━━━━━ DATA
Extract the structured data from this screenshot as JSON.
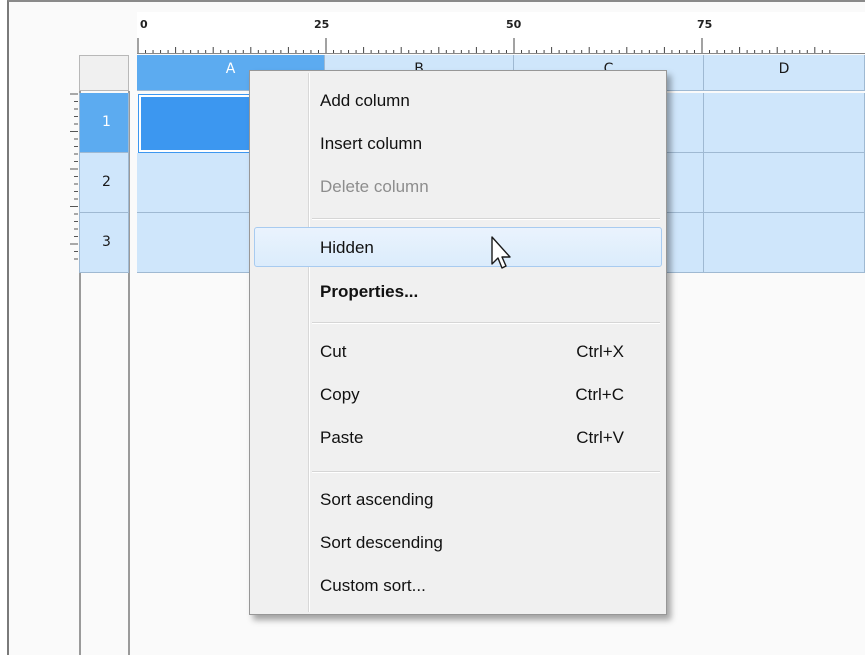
{
  "ruler": {
    "ticks": [
      "0",
      "25",
      "50",
      "75"
    ]
  },
  "columns": [
    {
      "label": "A",
      "selected": true
    },
    {
      "label": "B",
      "selected": false
    },
    {
      "label": "C",
      "selected": false
    },
    {
      "label": "D",
      "selected": false
    }
  ],
  "rows": [
    {
      "label": "1",
      "selected": true
    },
    {
      "label": "2",
      "selected": false
    },
    {
      "label": "3",
      "selected": false
    }
  ],
  "context_menu": {
    "items": [
      {
        "label": "Add column",
        "shortcut": "",
        "state": "normal"
      },
      {
        "label": "Insert column",
        "shortcut": "",
        "state": "normal"
      },
      {
        "label": "Delete column",
        "shortcut": "",
        "state": "disabled"
      },
      {
        "label": "Hidden",
        "shortcut": "",
        "state": "hover"
      },
      {
        "label": "Properties...",
        "shortcut": "",
        "state": "bold"
      },
      {
        "label": "Cut",
        "shortcut": "Ctrl+X",
        "state": "normal"
      },
      {
        "label": "Copy",
        "shortcut": "Ctrl+C",
        "state": "normal"
      },
      {
        "label": "Paste",
        "shortcut": "Ctrl+V",
        "state": "normal"
      },
      {
        "label": "Sort ascending",
        "shortcut": "",
        "state": "normal"
      },
      {
        "label": "Sort descending",
        "shortcut": "",
        "state": "normal"
      },
      {
        "label": "Custom sort...",
        "shortcut": "",
        "state": "normal"
      }
    ]
  },
  "colors": {
    "selection": "#5cabf0",
    "active_cell": "#3c97f0",
    "cell_background": "#cfe6fb",
    "menu_background": "#f0f0f0",
    "hover_highlight": "#dbecfc"
  }
}
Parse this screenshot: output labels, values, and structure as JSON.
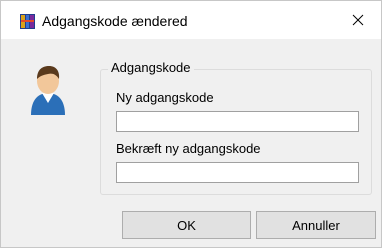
{
  "window": {
    "title": "Adgangskode ændered",
    "close_glyph": "×"
  },
  "icons": {
    "app": "app-icon",
    "avatar": "user-avatar-icon",
    "close": "close-icon"
  },
  "group": {
    "legend": "Adgangskode",
    "new_password_label": "Ny adgangskode",
    "new_password_value": "",
    "confirm_password_label": "Bekræft ny adgangskode",
    "confirm_password_value": ""
  },
  "buttons": {
    "ok_label": "OK",
    "cancel_label": "Annuller"
  },
  "colors": {
    "dialog_background": "#f0f0f0",
    "titlebar_background": "#ffffff",
    "button_background": "#e1e1e1"
  }
}
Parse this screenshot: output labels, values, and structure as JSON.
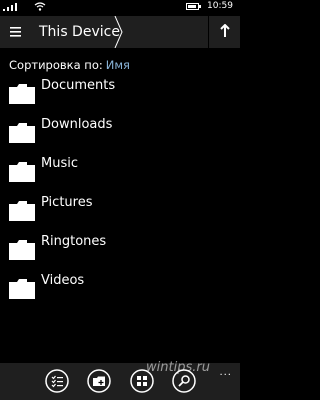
{
  "status_bar": {
    "time": "10:59",
    "icons": [
      "signal-icon",
      "wifi-icon",
      "battery-icon"
    ]
  },
  "header": {
    "breadcrumb": "This Device",
    "icons": [
      "hamburger-menu-icon",
      "up-arrow-icon"
    ]
  },
  "sort": {
    "label": "Сортировка по:",
    "value": "Имя"
  },
  "folders": [
    {
      "name": "Documents"
    },
    {
      "name": "Downloads"
    },
    {
      "name": "Music"
    },
    {
      "name": "Pictures"
    },
    {
      "name": "Ringtones"
    },
    {
      "name": "Videos"
    }
  ],
  "app_bar": {
    "buttons": [
      "select-icon",
      "add-icon",
      "view-icon",
      "search-icon"
    ],
    "more": "...",
    "watermark": "wintips.ru"
  },
  "colors": {
    "background": "#000000",
    "bar": "#1f1f1f",
    "accent": "#8ab4d8"
  }
}
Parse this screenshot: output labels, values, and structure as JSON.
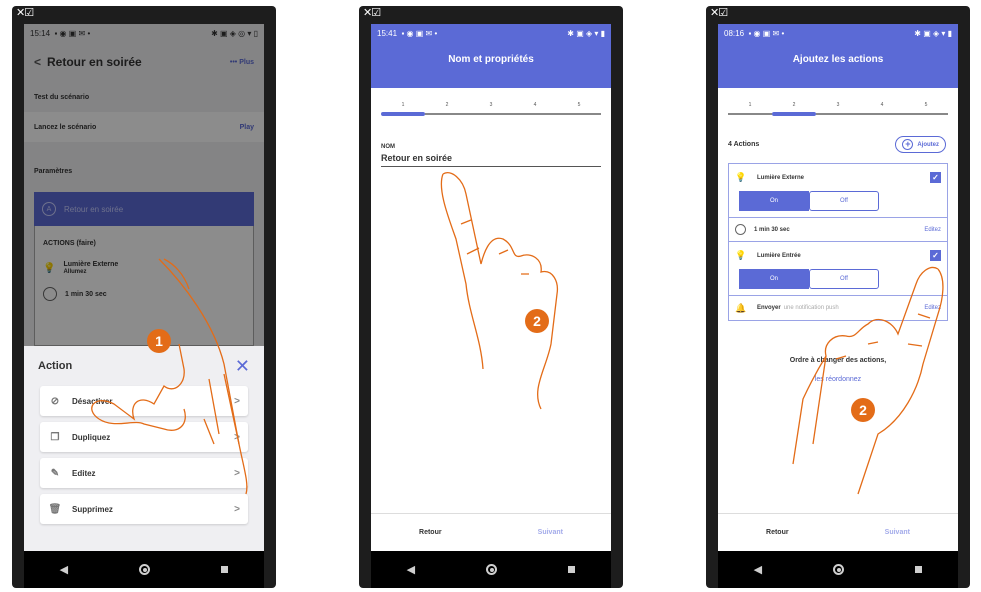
{
  "screen1": {
    "time": "15:14",
    "status_icons": "▪ ◉ ▣ ✉ •",
    "status_right": "✱ ▣ ◈ ◎ ▾ ▯",
    "title": "Retour en soirée",
    "plus_label": "••• Plus",
    "test_label": "Test du scénario",
    "launch_label": "Lancez le scénario",
    "play_label": "Play",
    "params_label": "Paramètres",
    "scenario_name": "Retour en soirée",
    "actions_header": "ACTIONS (faire)",
    "device_name": "Lumière Externe",
    "device_action": "Allumez",
    "timer_label": "1 min 30 sec",
    "sheet_title": "Action",
    "sheet_items": [
      {
        "label": "Désactiver",
        "icon": "⊘"
      },
      {
        "label": "Dupliquez",
        "icon": "❐"
      },
      {
        "label": "Editez",
        "icon": "✎"
      },
      {
        "label": "Supprimez",
        "icon": "🗑"
      }
    ],
    "step_badge": "1"
  },
  "screen2": {
    "time": "15:41",
    "status_icons": "▪ ◉ ▣ ✉ •",
    "status_right": "✱ ▣ ◈ ▾ ▮",
    "title": "Nom et propriétés",
    "steps": [
      "1",
      "2",
      "3",
      "4",
      "5"
    ],
    "active_step": 0,
    "field_label": "NOM",
    "field_value": "Retour en soirée",
    "back_label": "Retour",
    "next_label": "Suivant",
    "step_badge": "2"
  },
  "screen3": {
    "time": "08:16",
    "status_icons": "▪ ◉ ▣ ✉ •",
    "status_right": "✱ ▣ ◈ ▾ ▮",
    "title": "Ajoutez les actions",
    "steps": [
      "1",
      "2",
      "3",
      "4",
      "5"
    ],
    "active_step": 1,
    "actions_count": "4 Actions",
    "add_label": "Ajoutez",
    "device1": "Lumière Externe",
    "device2": "Lumière Entrée",
    "on_label": "On",
    "off_label": "Off",
    "timer_label": "1 min 30 sec",
    "edit_label": "Editez",
    "notif_label": "Envoyer",
    "notif_dim": "une notification push",
    "order_text": "Ordre à changer des actions,",
    "reorder_link": "les réordonnez",
    "back_label": "Retour",
    "next_label": "Suivant",
    "step_badge": "2"
  },
  "window_icon": "✕☑",
  "colors": {
    "accent": "#5b6ad6",
    "badge": "#e36c18",
    "phone": "#1d1d1d"
  }
}
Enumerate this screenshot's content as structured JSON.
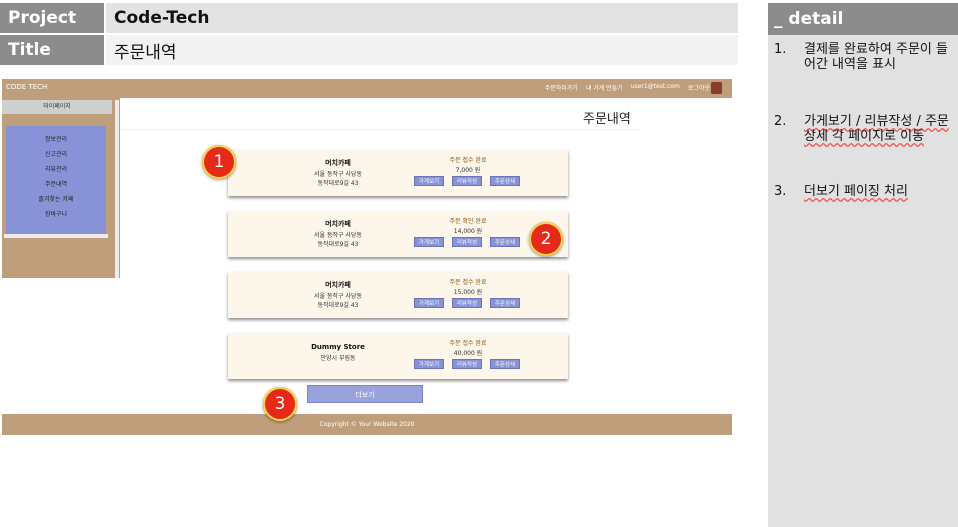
{
  "header": {
    "project_label": "Project",
    "project_value": "Code-Tech",
    "title_label": "Title",
    "title_value": "주문내역"
  },
  "detail": {
    "heading": "_ detail",
    "items": [
      {
        "num": "1.",
        "text": "결제를 완료하여 주문이 들어간 내역을 표시"
      },
      {
        "num": "2.",
        "text": "가게보기 / 리뷰작성 / 주문상세 각 페이지로 이동"
      },
      {
        "num": "3.",
        "text": "더보기 페이징 처리"
      }
    ]
  },
  "navbar": {
    "brand": "CODE TECH",
    "links": [
      "주문하러가기",
      "내 가게 만들기",
      "user1@test.com",
      "로그아웃"
    ]
  },
  "sidebar": {
    "title": "마이페이지",
    "items": [
      "정보관리",
      "신고관리",
      "리뷰관리",
      "주문내역",
      "즐겨찾는 카페",
      "장바구니"
    ]
  },
  "page": {
    "title": "주문내역",
    "more_label": "더보기",
    "footer": "Copyright © Your Website 2020"
  },
  "orders": [
    {
      "store": "머치카페",
      "addr1": "서울 동작구 사당동",
      "addr2": "동작대로9길 43",
      "status": "주문 접수 완료",
      "price": "7,000 원"
    },
    {
      "store": "머치카페",
      "addr1": "서울 동작구 사당동",
      "addr2": "동작대로9길 43",
      "status": "주문 확인 완료",
      "price": "14,000 원"
    },
    {
      "store": "머치카페",
      "addr1": "서울 동작구 사당동",
      "addr2": "동작대로9길 43",
      "status": "주문 접수 완료",
      "price": "15,000 원"
    },
    {
      "store": "Dummy Store",
      "addr1": "안양시 부림동",
      "addr2": "",
      "status": "주문 접수 완료",
      "price": "40,000 원"
    }
  ],
  "order_buttons": {
    "view_store": "가게보기",
    "write_review": "리뷰작성",
    "order_detail": "주문상세"
  },
  "markers": [
    "1",
    "2",
    "3"
  ],
  "colors": {
    "brand": "#bf9e7b",
    "accent": "#8793d6",
    "marker": "#e52a1a"
  }
}
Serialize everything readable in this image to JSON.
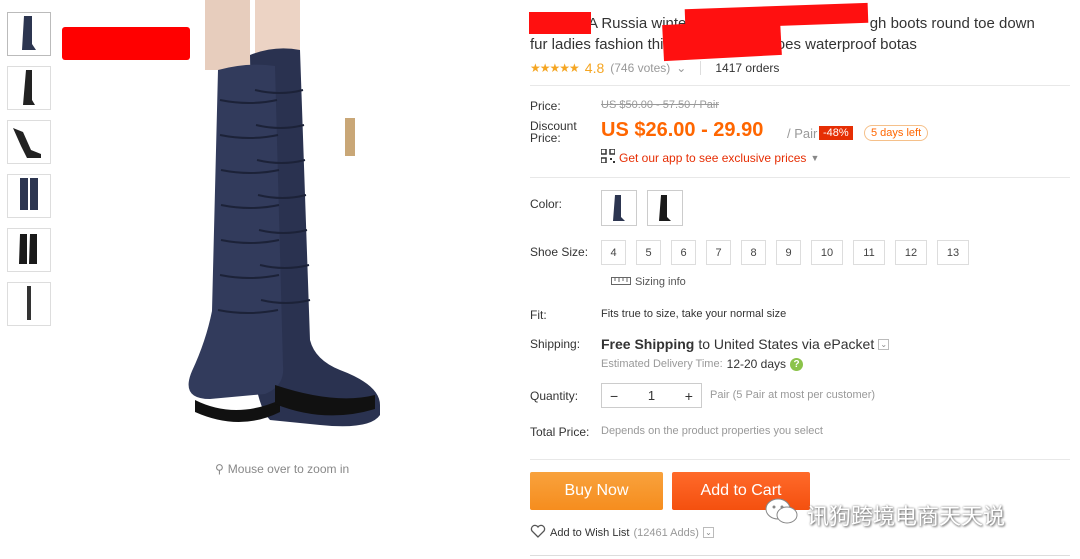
{
  "product": {
    "title_visible_1": "A Russia winter",
    "title_visible_2": "gh boots round toe down",
    "title_line2_a": "fur ladies fashion thigh",
    "title_line2_b": "hoes waterproof botas",
    "rating": "4.8",
    "votes": "(746 votes)",
    "orders": "1417 orders"
  },
  "price": {
    "price_label": "Price:",
    "original": "US $50.00 - 57.50 / Pair",
    "discount_label_1": "Discount",
    "discount_label_2": "Price:",
    "discounted": "US $26.00 - 29.90",
    "unit": "/ Pair",
    "discount_badge": "-48%",
    "days_left": "5 days left",
    "app_link": "Get our app to see exclusive prices"
  },
  "options": {
    "color_label": "Color:",
    "size_label": "Shoe Size:",
    "sizes": [
      "4",
      "5",
      "6",
      "7",
      "8",
      "9",
      "10",
      "11",
      "12",
      "13"
    ],
    "sizing_info": "Sizing info",
    "fit_label": "Fit:",
    "fit_text": "Fits true to size, take your normal size"
  },
  "shipping": {
    "label": "Shipping:",
    "free": "Free Shipping",
    "to": "to United States via ePacket",
    "est_label": "Estimated Delivery Time:",
    "days": "12-20 days"
  },
  "quantity": {
    "label": "Quantity:",
    "value": "1",
    "minus": "−",
    "plus": "+",
    "note": "Pair (5 Pair at most per customer)"
  },
  "total": {
    "label": "Total Price:",
    "note": "Depends on the product properties you select"
  },
  "actions": {
    "buy_now": "Buy Now",
    "add_to_cart": "Add to Cart",
    "wish_list": "Add to Wish List",
    "wish_count": "(12461 Adds)"
  },
  "gallery": {
    "zoom_hint": "Mouse over to zoom in"
  },
  "watermark": {
    "text": "讯狗跨境电商天天说"
  },
  "colors": {
    "accent_orange": "#f60",
    "badge_red": "#e62e04",
    "boot_navy": "#2c3550"
  }
}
━━━━━━━━━━
WORK INSTRUCTIONS: Find the word "Pair" in the data and copy out each line where it turns up.

RESPONSE TO THE EXERCISE:
    "original": "US $50.00 - 57.50 / Pair",
    "unit": "/ Pair",
    "note": "Pair (5 Pair at most per customer)"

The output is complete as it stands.